--- Stored data ---

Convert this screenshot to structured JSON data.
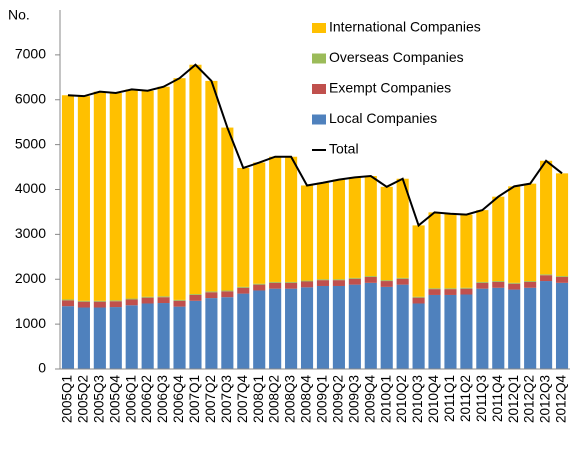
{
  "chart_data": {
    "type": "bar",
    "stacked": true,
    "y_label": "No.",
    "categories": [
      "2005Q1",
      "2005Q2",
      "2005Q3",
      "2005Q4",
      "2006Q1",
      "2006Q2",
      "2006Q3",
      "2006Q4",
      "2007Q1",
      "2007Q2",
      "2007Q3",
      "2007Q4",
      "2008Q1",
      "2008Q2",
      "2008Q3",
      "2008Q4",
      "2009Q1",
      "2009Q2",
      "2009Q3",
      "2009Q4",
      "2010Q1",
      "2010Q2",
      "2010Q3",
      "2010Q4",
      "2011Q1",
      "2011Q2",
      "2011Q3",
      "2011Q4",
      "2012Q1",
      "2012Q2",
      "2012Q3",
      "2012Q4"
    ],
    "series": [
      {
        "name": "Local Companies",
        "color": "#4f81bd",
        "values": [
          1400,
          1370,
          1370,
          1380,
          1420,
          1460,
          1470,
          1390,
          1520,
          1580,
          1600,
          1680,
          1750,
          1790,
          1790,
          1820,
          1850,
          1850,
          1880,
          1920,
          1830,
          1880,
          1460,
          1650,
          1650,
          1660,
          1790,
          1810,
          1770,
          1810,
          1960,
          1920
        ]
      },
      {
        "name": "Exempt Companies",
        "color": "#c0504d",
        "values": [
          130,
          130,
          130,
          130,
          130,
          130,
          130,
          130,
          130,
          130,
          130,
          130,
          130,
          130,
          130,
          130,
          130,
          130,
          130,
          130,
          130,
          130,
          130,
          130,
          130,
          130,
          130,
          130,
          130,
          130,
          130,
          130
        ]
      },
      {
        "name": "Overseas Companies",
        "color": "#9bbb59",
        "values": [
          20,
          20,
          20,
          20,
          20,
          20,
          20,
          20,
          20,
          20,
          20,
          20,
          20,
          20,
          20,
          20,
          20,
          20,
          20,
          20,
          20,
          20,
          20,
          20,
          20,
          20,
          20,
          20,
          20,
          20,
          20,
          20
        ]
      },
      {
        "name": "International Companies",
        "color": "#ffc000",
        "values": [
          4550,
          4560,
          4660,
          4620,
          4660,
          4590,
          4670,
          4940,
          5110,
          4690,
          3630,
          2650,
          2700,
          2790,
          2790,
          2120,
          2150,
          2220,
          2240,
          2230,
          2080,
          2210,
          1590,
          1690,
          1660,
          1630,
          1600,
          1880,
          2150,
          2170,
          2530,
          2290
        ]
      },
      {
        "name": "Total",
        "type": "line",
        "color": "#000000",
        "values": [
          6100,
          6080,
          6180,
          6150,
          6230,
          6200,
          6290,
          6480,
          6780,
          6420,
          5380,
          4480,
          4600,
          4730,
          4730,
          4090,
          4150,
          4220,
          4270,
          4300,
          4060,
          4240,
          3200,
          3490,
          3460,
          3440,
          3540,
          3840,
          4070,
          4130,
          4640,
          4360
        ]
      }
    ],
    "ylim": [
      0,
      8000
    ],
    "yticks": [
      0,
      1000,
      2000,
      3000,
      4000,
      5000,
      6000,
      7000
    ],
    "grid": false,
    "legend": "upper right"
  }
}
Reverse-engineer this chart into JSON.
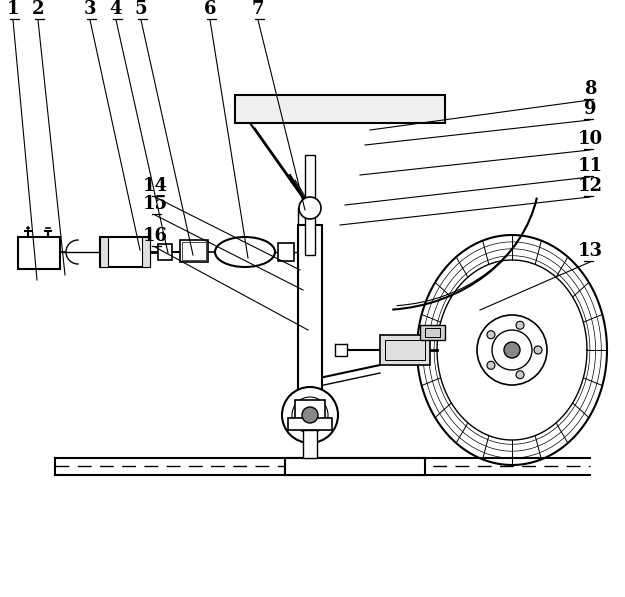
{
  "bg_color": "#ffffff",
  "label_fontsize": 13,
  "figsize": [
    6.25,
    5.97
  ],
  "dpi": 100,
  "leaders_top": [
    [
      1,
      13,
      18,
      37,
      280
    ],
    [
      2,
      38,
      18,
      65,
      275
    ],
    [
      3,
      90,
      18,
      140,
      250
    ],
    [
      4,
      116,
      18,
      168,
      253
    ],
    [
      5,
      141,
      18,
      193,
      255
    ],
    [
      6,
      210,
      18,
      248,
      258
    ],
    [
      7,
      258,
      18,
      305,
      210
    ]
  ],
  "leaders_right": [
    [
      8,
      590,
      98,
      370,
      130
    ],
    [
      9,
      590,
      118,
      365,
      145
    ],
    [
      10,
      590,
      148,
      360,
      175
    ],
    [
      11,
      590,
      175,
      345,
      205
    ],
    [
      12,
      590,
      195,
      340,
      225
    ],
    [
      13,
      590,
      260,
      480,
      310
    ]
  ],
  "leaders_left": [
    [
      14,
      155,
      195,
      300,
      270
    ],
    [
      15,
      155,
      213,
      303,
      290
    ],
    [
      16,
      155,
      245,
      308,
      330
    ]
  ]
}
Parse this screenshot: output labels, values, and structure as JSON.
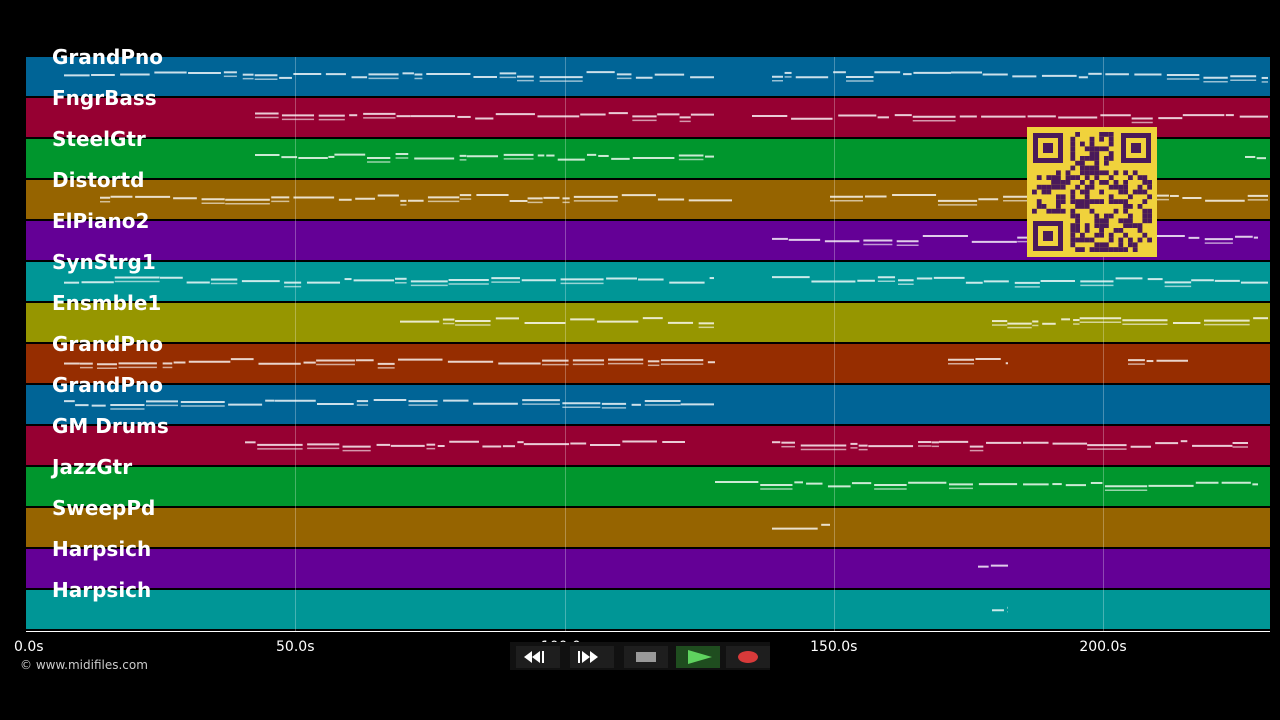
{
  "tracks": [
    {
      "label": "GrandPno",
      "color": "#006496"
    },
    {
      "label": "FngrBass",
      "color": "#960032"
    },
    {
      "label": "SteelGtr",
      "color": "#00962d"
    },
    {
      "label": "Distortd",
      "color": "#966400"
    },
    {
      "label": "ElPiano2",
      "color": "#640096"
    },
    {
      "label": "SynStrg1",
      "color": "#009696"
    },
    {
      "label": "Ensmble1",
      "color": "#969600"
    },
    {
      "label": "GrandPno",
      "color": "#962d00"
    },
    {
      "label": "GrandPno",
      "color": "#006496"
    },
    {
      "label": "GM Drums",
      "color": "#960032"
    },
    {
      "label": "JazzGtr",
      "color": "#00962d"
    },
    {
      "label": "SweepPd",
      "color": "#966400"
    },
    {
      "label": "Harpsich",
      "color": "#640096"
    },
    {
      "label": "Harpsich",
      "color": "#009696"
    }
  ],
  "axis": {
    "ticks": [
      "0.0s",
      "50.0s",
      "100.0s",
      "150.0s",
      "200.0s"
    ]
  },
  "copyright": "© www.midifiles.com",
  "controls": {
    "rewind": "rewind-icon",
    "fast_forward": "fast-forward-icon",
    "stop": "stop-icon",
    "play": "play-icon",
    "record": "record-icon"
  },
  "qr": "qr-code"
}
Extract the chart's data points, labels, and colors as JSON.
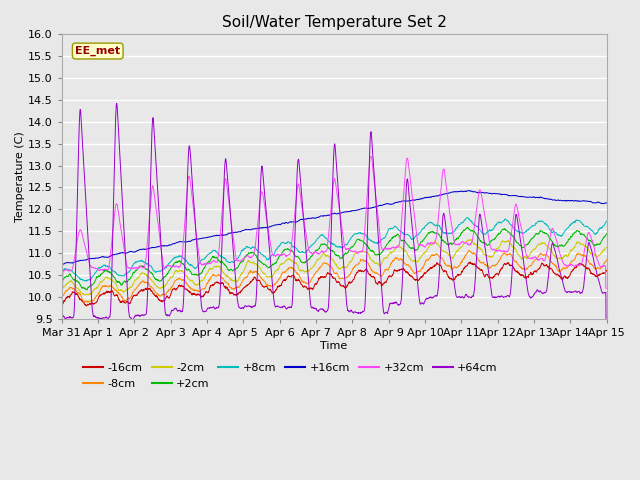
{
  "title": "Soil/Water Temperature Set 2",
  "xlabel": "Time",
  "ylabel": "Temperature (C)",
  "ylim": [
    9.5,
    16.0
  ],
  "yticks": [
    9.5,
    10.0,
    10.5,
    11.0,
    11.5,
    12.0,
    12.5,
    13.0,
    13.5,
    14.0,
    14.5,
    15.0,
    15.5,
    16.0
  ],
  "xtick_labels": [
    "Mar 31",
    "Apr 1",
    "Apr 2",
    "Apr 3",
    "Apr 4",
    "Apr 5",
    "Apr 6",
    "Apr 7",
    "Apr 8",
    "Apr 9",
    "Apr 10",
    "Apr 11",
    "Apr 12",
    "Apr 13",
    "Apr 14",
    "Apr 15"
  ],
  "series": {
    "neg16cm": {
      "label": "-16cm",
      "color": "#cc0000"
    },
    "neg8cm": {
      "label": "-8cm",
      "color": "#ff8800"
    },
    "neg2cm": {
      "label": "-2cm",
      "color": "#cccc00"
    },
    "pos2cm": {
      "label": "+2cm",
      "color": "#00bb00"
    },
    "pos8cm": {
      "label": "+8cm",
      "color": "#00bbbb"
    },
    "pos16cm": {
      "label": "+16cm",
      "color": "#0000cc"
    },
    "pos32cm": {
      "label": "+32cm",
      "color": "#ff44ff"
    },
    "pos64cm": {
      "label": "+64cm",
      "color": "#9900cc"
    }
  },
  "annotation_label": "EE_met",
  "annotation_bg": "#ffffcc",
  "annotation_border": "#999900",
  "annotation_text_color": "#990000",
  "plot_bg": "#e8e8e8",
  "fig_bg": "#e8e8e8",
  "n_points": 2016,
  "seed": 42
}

---

### [Problem description]
Filter the entries and copy out every line with the word "name".

### [Worked answer]
        "name": "Local Companies",
        "name": "Exempt Companies",
        "name": "Overseas Companies",
        "name": "International Companies",
        "name": "Total",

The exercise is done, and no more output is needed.